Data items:

++++++

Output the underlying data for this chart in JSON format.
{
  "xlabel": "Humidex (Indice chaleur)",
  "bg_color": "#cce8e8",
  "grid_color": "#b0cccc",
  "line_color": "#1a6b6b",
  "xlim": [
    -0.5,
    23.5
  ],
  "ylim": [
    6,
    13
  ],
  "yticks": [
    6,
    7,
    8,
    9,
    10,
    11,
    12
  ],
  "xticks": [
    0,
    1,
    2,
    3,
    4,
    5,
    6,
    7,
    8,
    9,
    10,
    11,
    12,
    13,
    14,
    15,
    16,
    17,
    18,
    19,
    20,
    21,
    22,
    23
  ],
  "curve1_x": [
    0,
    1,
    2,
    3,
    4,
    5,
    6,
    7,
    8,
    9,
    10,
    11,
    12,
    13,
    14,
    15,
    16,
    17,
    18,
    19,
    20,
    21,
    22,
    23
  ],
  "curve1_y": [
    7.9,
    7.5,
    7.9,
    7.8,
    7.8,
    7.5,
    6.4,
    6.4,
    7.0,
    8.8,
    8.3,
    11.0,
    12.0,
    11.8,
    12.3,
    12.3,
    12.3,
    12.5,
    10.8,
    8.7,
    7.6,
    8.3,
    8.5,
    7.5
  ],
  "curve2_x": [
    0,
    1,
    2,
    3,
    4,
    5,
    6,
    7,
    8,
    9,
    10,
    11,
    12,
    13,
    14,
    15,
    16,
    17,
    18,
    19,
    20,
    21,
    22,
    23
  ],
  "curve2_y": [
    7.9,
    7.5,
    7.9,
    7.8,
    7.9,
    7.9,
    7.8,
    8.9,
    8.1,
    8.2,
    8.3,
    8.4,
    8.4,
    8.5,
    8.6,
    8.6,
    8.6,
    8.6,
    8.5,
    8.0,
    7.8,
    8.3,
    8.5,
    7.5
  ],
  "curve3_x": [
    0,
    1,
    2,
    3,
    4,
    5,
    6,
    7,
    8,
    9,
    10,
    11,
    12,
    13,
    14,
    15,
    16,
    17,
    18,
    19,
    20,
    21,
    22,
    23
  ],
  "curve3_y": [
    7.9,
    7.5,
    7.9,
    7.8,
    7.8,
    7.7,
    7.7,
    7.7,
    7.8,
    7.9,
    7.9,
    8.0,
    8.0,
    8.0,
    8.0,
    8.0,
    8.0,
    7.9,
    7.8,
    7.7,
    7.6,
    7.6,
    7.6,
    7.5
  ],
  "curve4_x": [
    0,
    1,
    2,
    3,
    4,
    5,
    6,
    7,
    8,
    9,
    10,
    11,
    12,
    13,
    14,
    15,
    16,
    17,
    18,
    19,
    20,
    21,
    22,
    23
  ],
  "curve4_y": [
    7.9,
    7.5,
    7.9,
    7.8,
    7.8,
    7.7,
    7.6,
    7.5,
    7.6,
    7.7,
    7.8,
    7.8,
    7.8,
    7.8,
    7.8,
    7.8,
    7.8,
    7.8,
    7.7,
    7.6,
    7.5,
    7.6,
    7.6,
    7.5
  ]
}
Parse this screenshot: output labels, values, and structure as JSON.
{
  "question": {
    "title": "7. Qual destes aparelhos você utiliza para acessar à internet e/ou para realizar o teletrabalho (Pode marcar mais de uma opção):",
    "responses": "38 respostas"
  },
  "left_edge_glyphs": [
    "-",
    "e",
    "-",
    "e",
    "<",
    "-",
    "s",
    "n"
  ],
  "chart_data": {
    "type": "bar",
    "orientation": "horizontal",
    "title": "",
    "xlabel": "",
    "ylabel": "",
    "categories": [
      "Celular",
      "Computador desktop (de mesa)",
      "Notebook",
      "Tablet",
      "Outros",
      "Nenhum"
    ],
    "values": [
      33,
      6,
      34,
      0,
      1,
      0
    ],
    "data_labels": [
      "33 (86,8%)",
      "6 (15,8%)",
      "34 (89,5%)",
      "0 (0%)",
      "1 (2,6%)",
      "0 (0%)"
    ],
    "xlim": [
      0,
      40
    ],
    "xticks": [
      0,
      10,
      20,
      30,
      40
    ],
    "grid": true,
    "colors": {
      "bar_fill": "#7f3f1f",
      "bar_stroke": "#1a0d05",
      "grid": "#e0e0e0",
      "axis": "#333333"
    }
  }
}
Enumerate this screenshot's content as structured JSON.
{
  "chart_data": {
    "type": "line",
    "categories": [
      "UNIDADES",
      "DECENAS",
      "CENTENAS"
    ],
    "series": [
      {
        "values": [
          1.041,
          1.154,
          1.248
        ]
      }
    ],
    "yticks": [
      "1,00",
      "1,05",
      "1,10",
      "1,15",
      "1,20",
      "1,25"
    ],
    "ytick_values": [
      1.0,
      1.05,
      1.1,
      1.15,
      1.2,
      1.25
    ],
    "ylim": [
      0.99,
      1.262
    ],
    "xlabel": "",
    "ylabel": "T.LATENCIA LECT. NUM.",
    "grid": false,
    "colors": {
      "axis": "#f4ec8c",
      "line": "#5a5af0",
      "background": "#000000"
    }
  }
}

++++++

EXERCISE BRIEF:
Reply with one number only, the count of lines above that hold the string "this".

THE OUTPUT:
3